◆ **Task goal**: Find how many lines hold the word "Парето" and give that number only.
## start Extracted data
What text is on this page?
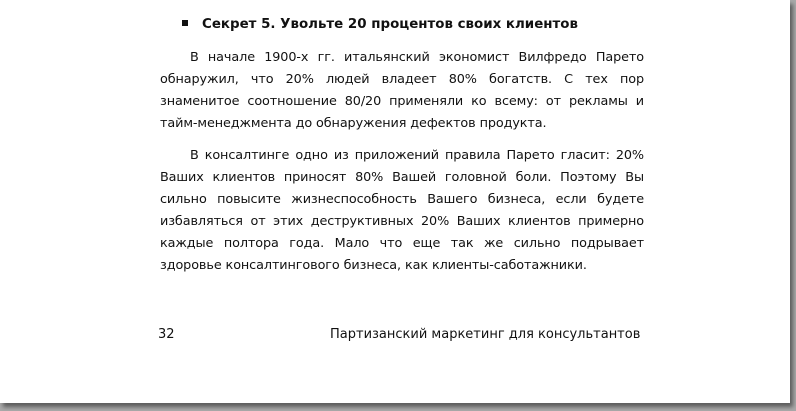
Секрет 5. Увольте 20 процентов своих клиентов

В начале 1900-х гг. итальянский экономист Вилфредо Парето обнаружил, что 20% людей владеет 80% богатств. С тех пор знаменитое соотношение 80/20 применяли ко всему: от рекламы и тайм-менеджмента до обнаружения дефектов продукта.

В консалтинге одно из приложений правила Парето гласит: 20% Ваших клиентов приносят 80% Вашей головной боли. Поэтому Вы сильно повысите жизнеспособность Вашего бизнеса, если будете избавляться от этих деструктивных 20% Ваших клиентов примерно каждые полтора года. Мало что еще так же сильно подрывает здоровье консалтингового бизнеса, как клиенты-саботажники.

32	Партизанский маркетинг для консультантов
## end Extracted data
◆ **Written answer**: 2